>>>>>

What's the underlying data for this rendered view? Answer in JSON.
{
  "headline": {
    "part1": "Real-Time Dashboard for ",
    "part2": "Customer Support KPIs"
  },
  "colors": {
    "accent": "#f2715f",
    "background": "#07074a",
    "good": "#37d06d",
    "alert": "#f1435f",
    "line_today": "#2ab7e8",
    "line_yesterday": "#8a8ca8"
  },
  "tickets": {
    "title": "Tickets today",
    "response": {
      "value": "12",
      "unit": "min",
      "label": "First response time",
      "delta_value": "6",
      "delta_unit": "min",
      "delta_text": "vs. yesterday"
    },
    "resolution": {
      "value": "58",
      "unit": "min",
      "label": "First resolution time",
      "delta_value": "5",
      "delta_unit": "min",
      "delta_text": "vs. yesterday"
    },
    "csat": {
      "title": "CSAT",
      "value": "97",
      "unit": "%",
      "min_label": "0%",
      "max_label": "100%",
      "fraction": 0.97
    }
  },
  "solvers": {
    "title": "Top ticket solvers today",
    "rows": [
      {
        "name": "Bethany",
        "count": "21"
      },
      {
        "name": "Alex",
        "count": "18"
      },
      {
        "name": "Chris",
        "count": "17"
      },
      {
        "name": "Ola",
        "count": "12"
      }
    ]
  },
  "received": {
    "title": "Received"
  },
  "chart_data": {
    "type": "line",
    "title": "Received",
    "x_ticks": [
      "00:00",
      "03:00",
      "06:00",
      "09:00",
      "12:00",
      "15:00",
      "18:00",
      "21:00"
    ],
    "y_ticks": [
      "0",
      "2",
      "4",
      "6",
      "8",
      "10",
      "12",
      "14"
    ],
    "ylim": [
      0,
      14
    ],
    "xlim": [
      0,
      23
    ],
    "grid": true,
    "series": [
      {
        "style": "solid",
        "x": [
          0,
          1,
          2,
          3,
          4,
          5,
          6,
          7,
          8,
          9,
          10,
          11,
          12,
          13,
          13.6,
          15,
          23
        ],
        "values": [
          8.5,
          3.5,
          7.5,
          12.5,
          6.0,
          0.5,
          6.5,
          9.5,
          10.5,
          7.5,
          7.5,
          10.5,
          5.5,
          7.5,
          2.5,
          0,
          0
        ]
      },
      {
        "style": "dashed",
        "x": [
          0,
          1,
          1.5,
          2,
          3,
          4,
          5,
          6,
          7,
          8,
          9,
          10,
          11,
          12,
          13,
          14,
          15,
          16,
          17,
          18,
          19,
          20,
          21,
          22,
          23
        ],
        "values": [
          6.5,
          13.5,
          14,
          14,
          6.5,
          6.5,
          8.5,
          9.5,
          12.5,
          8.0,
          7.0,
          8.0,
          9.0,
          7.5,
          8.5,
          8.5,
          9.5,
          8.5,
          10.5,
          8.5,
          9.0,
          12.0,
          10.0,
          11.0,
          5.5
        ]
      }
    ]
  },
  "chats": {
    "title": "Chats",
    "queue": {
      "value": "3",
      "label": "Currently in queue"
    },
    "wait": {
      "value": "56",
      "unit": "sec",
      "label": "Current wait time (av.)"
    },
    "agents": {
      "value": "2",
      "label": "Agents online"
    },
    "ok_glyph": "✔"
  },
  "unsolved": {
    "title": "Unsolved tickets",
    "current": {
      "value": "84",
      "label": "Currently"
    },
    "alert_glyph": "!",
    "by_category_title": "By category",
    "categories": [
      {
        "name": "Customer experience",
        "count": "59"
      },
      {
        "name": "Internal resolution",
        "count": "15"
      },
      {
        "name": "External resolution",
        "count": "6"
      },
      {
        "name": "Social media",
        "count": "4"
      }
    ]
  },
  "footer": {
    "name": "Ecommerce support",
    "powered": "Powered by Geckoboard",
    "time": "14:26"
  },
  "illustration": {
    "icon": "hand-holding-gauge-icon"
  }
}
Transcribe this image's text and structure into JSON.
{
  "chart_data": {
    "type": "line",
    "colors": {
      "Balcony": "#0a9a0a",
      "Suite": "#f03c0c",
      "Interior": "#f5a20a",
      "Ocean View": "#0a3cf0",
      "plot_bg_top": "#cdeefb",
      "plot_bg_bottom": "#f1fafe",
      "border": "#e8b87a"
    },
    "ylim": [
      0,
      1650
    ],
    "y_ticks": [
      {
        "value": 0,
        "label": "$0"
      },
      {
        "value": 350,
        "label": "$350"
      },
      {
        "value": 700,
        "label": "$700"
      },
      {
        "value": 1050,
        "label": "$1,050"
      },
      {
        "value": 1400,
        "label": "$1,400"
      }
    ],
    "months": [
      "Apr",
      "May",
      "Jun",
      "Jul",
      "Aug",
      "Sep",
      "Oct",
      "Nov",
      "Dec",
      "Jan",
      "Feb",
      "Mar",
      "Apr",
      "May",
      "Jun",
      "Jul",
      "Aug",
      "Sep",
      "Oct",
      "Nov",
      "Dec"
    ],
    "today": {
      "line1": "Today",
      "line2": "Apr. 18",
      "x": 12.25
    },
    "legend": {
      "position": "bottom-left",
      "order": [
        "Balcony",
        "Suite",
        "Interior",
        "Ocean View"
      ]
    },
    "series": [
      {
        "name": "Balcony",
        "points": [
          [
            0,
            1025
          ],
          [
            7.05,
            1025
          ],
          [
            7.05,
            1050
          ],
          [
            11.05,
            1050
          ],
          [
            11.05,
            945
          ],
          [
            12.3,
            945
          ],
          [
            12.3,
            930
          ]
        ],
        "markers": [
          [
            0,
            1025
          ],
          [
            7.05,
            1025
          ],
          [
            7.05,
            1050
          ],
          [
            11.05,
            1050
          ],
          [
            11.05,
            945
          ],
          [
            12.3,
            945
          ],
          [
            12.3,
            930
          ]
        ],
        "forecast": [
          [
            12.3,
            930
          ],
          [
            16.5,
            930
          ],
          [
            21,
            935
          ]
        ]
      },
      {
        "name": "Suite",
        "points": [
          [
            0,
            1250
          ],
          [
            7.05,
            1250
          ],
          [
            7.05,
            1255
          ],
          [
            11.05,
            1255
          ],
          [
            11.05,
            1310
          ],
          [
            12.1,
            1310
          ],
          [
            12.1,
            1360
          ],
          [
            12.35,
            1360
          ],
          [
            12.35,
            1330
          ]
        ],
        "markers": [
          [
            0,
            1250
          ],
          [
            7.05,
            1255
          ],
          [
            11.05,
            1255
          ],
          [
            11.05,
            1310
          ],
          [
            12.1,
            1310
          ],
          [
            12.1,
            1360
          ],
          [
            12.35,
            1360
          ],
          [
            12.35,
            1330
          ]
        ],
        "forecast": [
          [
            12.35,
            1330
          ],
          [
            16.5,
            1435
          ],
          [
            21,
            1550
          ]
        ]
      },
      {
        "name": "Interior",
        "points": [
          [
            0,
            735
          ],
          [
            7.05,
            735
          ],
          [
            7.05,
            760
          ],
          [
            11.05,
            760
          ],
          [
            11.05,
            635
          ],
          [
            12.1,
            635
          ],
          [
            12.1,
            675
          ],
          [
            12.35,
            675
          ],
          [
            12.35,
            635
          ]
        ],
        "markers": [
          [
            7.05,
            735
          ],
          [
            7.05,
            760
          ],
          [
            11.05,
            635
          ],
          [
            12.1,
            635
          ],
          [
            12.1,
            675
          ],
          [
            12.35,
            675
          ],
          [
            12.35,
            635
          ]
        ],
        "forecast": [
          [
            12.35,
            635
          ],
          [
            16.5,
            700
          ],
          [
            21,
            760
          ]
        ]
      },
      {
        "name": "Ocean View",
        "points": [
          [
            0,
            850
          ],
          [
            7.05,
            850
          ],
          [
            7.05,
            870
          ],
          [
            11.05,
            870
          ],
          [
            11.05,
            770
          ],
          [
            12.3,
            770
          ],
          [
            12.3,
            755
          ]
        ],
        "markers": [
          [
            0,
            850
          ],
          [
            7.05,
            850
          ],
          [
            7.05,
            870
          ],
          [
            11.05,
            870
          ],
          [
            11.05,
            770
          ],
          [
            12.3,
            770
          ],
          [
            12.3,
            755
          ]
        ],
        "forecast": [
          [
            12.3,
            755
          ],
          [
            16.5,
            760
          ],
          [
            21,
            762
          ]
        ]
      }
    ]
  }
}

<<<<<

Written problem. List all lines above in which the string "resolution" appears.

Correct response.
    "resolution": {
      "label": "First resolution time",
        "name": "Internal resolution",
        "name": "External resolution",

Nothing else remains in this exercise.